WRITTEN EXERCISE: Copy every line of the entries that includes the word "Меры".

DATA RECORDS:

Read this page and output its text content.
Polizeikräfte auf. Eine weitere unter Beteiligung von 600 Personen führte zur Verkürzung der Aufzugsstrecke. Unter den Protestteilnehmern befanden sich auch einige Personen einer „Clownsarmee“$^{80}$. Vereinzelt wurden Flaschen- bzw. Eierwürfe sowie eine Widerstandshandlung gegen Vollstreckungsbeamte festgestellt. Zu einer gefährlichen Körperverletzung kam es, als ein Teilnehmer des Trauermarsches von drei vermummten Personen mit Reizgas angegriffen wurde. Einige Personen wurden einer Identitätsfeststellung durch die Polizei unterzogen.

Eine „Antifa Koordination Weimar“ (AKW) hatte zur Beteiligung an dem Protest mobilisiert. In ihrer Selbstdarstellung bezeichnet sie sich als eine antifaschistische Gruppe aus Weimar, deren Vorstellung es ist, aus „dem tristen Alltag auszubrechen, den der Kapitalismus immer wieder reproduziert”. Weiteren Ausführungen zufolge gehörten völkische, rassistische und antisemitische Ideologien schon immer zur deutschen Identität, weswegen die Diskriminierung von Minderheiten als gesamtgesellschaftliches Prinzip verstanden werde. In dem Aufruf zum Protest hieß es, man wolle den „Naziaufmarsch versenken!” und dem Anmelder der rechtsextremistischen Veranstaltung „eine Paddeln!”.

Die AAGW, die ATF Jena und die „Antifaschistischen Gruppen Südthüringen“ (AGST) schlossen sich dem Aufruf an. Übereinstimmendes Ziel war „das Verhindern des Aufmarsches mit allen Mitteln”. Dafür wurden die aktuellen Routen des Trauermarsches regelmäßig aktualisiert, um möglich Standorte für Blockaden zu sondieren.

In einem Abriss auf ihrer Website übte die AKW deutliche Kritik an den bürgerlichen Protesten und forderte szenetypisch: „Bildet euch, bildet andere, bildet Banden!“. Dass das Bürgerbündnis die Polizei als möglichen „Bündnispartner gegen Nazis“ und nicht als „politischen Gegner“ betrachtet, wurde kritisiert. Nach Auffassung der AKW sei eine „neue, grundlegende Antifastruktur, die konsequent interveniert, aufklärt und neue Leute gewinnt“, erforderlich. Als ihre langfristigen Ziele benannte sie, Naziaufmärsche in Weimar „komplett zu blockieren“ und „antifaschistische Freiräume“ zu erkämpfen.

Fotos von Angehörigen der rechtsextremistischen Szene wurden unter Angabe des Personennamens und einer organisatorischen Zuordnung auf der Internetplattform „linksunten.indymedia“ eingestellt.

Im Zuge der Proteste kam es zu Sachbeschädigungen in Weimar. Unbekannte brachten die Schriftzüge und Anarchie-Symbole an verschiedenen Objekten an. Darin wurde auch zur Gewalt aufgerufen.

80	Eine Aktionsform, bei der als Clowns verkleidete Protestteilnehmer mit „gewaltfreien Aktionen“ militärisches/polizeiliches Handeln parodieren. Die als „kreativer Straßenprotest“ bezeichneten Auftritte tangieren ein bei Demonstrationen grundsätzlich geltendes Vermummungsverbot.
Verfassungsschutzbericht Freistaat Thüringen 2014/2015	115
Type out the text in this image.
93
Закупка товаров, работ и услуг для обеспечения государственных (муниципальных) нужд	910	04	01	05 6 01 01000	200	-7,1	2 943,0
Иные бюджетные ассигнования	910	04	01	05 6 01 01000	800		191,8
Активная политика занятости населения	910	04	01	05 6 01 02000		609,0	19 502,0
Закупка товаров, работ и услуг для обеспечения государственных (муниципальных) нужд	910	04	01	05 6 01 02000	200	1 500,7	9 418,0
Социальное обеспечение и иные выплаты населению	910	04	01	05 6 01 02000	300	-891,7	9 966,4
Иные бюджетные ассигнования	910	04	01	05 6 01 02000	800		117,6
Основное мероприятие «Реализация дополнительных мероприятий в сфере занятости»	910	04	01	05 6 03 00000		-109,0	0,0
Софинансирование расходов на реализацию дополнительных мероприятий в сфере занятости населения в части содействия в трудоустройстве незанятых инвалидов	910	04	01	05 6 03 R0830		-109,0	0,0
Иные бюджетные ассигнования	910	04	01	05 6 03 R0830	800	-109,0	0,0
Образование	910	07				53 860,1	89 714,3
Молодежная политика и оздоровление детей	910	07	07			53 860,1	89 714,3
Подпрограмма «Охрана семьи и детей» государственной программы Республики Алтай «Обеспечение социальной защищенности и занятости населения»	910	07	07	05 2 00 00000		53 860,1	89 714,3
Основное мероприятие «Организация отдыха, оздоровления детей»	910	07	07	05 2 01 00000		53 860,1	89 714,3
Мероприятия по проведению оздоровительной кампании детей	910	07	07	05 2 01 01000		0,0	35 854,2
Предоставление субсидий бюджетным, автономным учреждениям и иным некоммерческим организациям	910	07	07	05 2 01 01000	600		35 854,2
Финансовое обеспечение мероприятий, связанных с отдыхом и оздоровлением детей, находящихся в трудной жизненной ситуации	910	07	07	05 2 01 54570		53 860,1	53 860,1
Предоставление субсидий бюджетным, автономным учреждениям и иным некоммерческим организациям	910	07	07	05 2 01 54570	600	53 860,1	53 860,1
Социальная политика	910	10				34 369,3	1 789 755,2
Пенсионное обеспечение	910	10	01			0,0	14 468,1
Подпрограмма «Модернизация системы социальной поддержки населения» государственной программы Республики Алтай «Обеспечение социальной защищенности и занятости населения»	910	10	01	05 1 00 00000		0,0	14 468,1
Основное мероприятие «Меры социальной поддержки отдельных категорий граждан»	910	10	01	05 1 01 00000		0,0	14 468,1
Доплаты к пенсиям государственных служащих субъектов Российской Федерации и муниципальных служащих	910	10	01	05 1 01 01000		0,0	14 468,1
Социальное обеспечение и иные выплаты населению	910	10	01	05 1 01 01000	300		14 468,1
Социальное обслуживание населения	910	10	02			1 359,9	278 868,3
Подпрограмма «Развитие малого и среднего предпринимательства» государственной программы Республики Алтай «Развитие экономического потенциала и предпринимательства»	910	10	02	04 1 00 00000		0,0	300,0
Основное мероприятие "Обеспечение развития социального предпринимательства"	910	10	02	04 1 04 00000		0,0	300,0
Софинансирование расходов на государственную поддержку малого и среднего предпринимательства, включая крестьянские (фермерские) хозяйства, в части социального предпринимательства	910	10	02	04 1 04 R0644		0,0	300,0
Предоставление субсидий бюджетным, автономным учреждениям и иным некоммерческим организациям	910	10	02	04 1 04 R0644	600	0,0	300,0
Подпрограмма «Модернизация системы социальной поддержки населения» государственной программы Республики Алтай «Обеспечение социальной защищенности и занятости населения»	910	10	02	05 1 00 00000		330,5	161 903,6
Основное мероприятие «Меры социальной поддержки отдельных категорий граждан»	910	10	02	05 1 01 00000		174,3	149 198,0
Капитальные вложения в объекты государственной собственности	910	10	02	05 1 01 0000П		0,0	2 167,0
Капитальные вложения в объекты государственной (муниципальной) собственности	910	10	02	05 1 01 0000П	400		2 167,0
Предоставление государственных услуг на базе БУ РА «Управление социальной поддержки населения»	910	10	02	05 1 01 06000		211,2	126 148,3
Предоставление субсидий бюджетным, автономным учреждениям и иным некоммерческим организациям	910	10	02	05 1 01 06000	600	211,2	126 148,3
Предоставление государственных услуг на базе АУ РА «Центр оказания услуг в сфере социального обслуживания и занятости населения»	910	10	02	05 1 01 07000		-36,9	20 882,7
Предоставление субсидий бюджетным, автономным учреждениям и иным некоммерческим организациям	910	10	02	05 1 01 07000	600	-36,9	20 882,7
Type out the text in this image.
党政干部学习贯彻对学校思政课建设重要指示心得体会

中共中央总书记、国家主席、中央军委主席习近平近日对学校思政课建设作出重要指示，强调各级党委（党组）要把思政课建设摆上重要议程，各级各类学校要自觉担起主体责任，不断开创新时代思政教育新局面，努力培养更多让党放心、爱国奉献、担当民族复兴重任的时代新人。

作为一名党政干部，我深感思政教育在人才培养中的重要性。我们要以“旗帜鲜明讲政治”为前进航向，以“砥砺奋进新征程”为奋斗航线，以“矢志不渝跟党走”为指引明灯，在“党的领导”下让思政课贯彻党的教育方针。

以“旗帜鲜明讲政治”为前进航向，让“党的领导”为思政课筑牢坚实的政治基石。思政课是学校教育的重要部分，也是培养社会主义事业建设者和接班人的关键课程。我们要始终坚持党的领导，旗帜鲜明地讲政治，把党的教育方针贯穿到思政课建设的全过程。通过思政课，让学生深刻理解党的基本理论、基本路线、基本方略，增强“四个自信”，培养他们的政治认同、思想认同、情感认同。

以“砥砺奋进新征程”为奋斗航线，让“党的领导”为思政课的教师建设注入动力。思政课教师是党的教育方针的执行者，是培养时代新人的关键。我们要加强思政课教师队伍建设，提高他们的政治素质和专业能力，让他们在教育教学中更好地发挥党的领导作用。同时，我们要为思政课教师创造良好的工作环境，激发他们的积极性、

RESULT BELOW:
Основное мероприятие «Меры социальной поддержки отдельных категорий граждан»	910	10	01	05 1 01 00000		0,0	14 468,1
Основное мероприятие «Меры социальной поддержки отдельных категорий граждан»	910	10	02	05 1 01 00000		174,3	149 198,0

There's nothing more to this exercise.